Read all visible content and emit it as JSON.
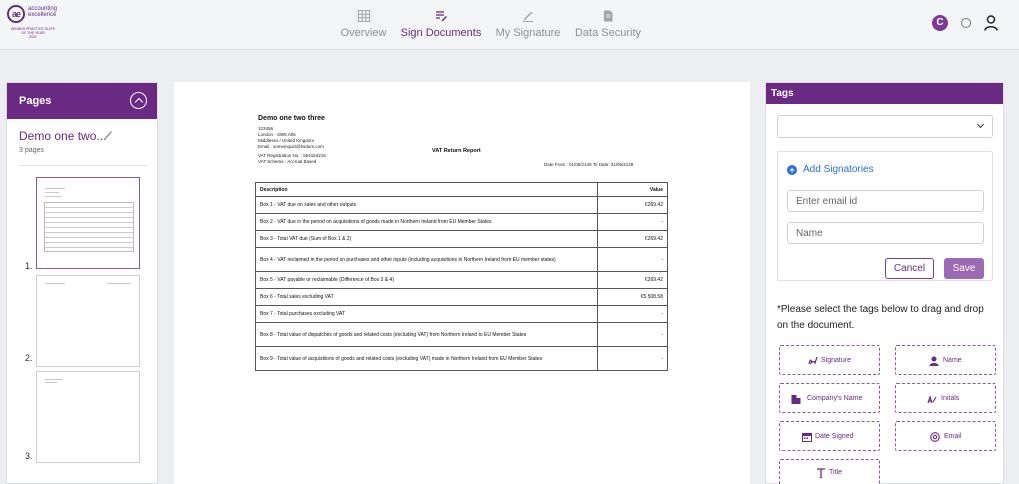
{
  "header": {
    "logo": {
      "mark": "ae",
      "line1": "accounting",
      "line2": "excellence",
      "sub1": "Winner Practice Suite",
      "sub2": "of the year",
      "sub3": "2021"
    },
    "nav": [
      {
        "label": "Overview",
        "icon": "grid-icon",
        "active": false
      },
      {
        "label": "Sign Documents",
        "icon": "sign-doc-icon",
        "active": true
      },
      {
        "label": "My Signature",
        "icon": "pen-icon",
        "active": false
      },
      {
        "label": "Data Security",
        "icon": "file-lock-icon",
        "active": false
      }
    ],
    "brand_badge": "C"
  },
  "left_panel": {
    "title": "Pages",
    "doc_name": "Demo one two...",
    "page_count": "3 pages",
    "thumbnails": [
      "1.",
      "2.",
      "3."
    ]
  },
  "document": {
    "company": "Demo one two three",
    "address": [
      "123456",
      "London - SW5 A06",
      "Middlesex / United Kingdom",
      "Email : someinquiri@bsdum.com",
      "VAT Registration No. : 564154215",
      "VAT Scheme : Accrual Based"
    ],
    "report_title": "VAT Return Report",
    "date_range": "Date From : 01/05/2149 To Date: 31/05/2149",
    "table": {
      "headers": [
        "Description",
        "Value"
      ],
      "rows": [
        [
          "Box 1 - VAT due on sales and other outputs",
          "€269.42"
        ],
        [
          "Box 2 - VAT due in the period on acquisitions of goods made in Northern Ireland from EU Member States",
          "-"
        ],
        [
          "Box 3 - Total VAT due (Sum of Box 1 & 2)",
          "€269.42"
        ],
        [
          "Box 4 - VAT reclaimed in the period on purchases and other inputs (including acquisitions in Northern Ireland from EU member states)",
          "-"
        ],
        [
          "Box 5 - VAT payable or reclaimable (Difference of Box 3 & 4)",
          "€269.42"
        ],
        [
          "Box 6 - Total sales excluding VAT",
          "€5,508.58"
        ],
        [
          "Box 7 - Total purchases excluding VAT",
          "-"
        ],
        [
          "Box 8 - Total value of dispatches of goods and related costs (excluding VAT) from Northern Ireland to EU Member States",
          "-"
        ],
        [
          "Box 9 - Total value of acquisitions of goods and related costs (excluding VAT) made in Northern Ireland from EU Member States",
          "-"
        ]
      ]
    }
  },
  "right_panel": {
    "title": "Tags",
    "add_signatories": "Add Signatories",
    "email_placeholder": "Enter email id",
    "name_placeholder": "Name",
    "cancel_label": "Cancel",
    "save_label": "Save",
    "instructions": "*Please select the tags below to drag and drop on the document.",
    "tags": [
      {
        "label": "Signature",
        "icon": "signature-icon"
      },
      {
        "label": "Name",
        "icon": "person-icon"
      },
      {
        "label": "Company's Name",
        "icon": "building-icon"
      },
      {
        "label": "Initals",
        "icon": "initials-icon"
      },
      {
        "label": "Date Signed",
        "icon": "calendar-icon"
      },
      {
        "label": "Email",
        "icon": "at-icon"
      },
      {
        "label": "Title",
        "icon": "title-icon"
      }
    ]
  },
  "colors": {
    "brand": "#6a2a84",
    "link": "#2a6fd4",
    "save": "#9c6ab3"
  }
}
......
> **Brief**:
Repeat every record above exactly, but leave out any pictures.

> **Reply**:
Read all visible content and emit it as JSON.
{
  "header": {
    "logo": {
      "mark": "ae",
      "line1": "accounting",
      "line2": "excellence",
      "sub1": "Winner Practice Suite",
      "sub2": "of the year",
      "sub3": "2021"
    },
    "nav": [
      {
        "label": "Overview",
        "icon": "grid-icon",
        "active": false
      },
      {
        "label": "Sign Documents",
        "icon": "sign-doc-icon",
        "active": true
      },
      {
        "label": "My Signature",
        "icon": "pen-icon",
        "active": false
      },
      {
        "label": "Data Security",
        "icon": "file-lock-icon",
        "active": false
      }
    ],
    "brand_badge": "C"
  },
  "left_panel": {
    "title": "Pages",
    "doc_name": "Demo one two...",
    "page_count": "3 pages",
    "thumbnails": [
      "1.",
      "2.",
      "3."
    ]
  },
  "document": {
    "company": "Demo one two three",
    "address": [
      "123456",
      "London - SW5 A06",
      "Middlesex / United Kingdom",
      "Email : someinquiri@bsdum.com",
      "VAT Registration No. : 564154215",
      "VAT Scheme : Accrual Based"
    ],
    "report_title": "VAT Return Report",
    "date_range": "Date From : 01/05/2149 To Date: 31/05/2149",
    "table": {
      "headers": [
        "Description",
        "Value"
      ],
      "rows": [
        [
          "Box 1 - VAT due on sales and other outputs",
          "€269.42"
        ],
        [
          "Box 2 - VAT due in the period on acquisitions of goods made in Northern Ireland from EU Member States",
          "-"
        ],
        [
          "Box 3 - Total VAT due (Sum of Box 1 & 2)",
          "€269.42"
        ],
        [
          "Box 4 - VAT reclaimed in the period on purchases and other inputs (including acquisitions in Northern Ireland from EU member states)",
          "-"
        ],
        [
          "Box 5 - VAT payable or reclaimable (Difference of Box 3 & 4)",
          "€269.42"
        ],
        [
          "Box 6 - Total sales excluding VAT",
          "€5,508.58"
        ],
        [
          "Box 7 - Total purchases excluding VAT",
          "-"
        ],
        [
          "Box 8 - Total value of dispatches of goods and related costs (excluding VAT) from Northern Ireland to EU Member States",
          "-"
        ],
        [
          "Box 9 - Total value of acquisitions of goods and related costs (excluding VAT) made in Northern Ireland from EU Member States",
          "-"
        ]
      ]
    }
  },
  "right_panel": {
    "title": "Tags",
    "add_signatories": "Add Signatories",
    "email_placeholder": "Enter email id",
    "name_placeholder": "Name",
    "cancel_label": "Cancel",
    "save_label": "Save",
    "instructions": "*Please select the tags below to drag and drop on the document.",
    "tags": [
      {
        "label": "Signature",
        "icon": "signature-icon"
      },
      {
        "label": "Name",
        "icon": "person-icon"
      },
      {
        "label": "Company's Name",
        "icon": "building-icon"
      },
      {
        "label": "Initals",
        "icon": "initials-icon"
      },
      {
        "label": "Date Signed",
        "icon": "calendar-icon"
      },
      {
        "label": "Email",
        "icon": "at-icon"
      },
      {
        "label": "Title",
        "icon": "title-icon"
      }
    ]
  },
  "colors": {
    "brand": "#6a2a84",
    "link": "#2a6fd4",
    "save": "#9c6ab3"
  }
}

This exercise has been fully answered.